Urteil vom 8. Juli 2013
 
 
I. zivilrechtliche Abteilung
 
Besetzung
 
Bundesrichterin Klett, Präsidentin,
 
Bundesrichter Corboz, Kolly,
 
Bundesrichterinnen Kiss, Niquille,
 
Gerichtsschreiber Kölz.
 
 
Verfahrensbeteiligte
 
X.________,
 
vertreten durch Rechtsanwälte
 
Guy Longchamp und Olivier Bastian,
 
Beschwerdeführer,
 
gegen
 
Y.________ AG,
 
vertreten durch Rechtsanwälte
 
Thomas Klein und Isabella Gasser Szoltysek,
 
Beschwerdegegnerin.
 
Gegenstand
 
Kostenentscheid,
 
Beschwerde gegen den Beschluss des Handelsgerichts des Kantons Zürich vom 18. März 2013.
 
 
Sachverhalt:
 
 
A.
 
X.________ (Beschwerdeführer) reichte am 4. Juli 2012 beim Handelsgericht des Kantons Zürich Klage ein mit dem Antrag, die Y.________ AG (Beschwerdegegnerin) sei zu verpflichten, ihm EUR 1'212'100.-- nebst Zins zu 5% seit dem 1. März 2000 "sofort zu bezahlen".
1
 
B.
 
Der Beschwerdeführer beantragt mit Beschwerde in Zivilsachen, den Beschluss des Handelsgerichts vom 18. März 2013 dahingehend zu ändern, dass keine Gerichtsgebühren zulasten des Beschwerdeführers erhoben werden und der Beschwerdegegnerin keine Parteientschädigung zugesprochen wird. Eventualiter seien die Gerichtskosten auf einen symbolischen Betrag, höchstens aber auf Fr. 500.-- festzusetzen. Subeventualiter sei der Beschluss aufzuheben und die Sache zur Neubeurteilung im Sinne der Erwägungen an die Vorinstanz zurückzuweisen.

BEREITGESTELLTE EINTRÄGE:
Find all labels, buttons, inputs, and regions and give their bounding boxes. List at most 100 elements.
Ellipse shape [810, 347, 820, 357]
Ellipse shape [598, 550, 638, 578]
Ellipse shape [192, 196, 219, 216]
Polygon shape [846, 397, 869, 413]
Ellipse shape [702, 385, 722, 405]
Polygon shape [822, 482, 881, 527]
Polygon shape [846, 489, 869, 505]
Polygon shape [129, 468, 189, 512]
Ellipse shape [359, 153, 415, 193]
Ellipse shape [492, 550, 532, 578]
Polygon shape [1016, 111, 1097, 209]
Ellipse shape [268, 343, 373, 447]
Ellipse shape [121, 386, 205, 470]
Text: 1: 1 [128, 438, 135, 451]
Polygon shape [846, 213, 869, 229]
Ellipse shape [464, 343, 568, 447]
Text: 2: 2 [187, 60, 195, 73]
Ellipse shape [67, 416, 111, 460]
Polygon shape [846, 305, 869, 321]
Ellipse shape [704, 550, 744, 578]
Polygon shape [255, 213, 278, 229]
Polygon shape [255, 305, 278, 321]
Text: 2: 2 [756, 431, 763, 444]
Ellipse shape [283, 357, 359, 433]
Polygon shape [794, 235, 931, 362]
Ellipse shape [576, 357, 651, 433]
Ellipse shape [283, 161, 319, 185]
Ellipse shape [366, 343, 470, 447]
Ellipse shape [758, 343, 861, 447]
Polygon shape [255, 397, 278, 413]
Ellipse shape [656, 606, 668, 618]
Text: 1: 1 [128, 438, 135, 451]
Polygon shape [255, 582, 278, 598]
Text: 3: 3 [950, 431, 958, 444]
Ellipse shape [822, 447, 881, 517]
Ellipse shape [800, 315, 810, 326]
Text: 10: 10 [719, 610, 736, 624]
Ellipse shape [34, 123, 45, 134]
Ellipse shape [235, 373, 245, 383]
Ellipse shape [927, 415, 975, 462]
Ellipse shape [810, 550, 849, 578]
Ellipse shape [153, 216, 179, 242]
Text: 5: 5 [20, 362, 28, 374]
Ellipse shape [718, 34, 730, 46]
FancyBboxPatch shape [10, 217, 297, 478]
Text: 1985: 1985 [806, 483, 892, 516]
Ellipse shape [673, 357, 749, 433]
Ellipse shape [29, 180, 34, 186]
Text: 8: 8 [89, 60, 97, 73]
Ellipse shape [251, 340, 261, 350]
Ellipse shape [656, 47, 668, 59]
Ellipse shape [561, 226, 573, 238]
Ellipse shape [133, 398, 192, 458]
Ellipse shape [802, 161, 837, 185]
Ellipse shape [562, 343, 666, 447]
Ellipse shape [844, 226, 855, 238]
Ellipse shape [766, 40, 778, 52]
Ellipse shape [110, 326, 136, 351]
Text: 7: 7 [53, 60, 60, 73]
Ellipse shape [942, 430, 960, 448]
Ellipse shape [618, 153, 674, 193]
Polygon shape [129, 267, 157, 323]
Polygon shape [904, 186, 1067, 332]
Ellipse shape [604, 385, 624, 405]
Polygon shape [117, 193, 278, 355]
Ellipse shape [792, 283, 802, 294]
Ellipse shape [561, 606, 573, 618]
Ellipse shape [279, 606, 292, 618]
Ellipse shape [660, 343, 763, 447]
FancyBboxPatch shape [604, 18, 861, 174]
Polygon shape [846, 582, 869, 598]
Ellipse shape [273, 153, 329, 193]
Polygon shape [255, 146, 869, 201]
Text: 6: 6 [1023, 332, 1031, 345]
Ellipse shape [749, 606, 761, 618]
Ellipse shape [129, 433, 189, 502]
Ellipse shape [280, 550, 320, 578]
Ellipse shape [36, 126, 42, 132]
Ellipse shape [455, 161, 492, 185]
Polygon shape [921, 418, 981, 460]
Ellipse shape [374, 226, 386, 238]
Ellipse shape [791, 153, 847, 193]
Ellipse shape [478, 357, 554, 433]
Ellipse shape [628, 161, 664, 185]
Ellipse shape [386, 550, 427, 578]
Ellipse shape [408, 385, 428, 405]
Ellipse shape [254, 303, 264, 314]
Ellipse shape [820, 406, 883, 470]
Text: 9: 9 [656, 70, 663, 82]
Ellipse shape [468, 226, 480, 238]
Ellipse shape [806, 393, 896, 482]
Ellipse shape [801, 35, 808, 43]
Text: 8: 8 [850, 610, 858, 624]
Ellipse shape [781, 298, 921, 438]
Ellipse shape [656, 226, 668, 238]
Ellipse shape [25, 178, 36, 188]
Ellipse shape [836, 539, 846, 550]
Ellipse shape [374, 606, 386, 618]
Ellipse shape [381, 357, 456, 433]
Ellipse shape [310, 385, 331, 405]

AUFGABENSTELLUNG:
(a) Entnimm dem Urteil wortgetreu den Abschnitt von „I. zivilrechtliche Abteilung“ bis „Gerichtsschreiber Kölz.“.
(b) Übersetze den folgenden Satz aus dem Urteil ins Englische: „Eventualiter seien die Gerichtskosten auf einen symbolischen Betrag, höchstens aber auf Fr. 500.-- festzusetzen.“

LÖSUNGEN:
(a)
I. zivilrechtliche Abteilung
 
Besetzung
 
Bundesrichterin Klett, Präsidentin,
 
Bundesrichter Corboz, Kolly,
 
Bundesrichterinnen Kiss, Niquille,
 
Gerichtsschreiber Kölz.

(b) In the alternative, the court costs are to be set at a symbolic amount, but at most at Fr. 500.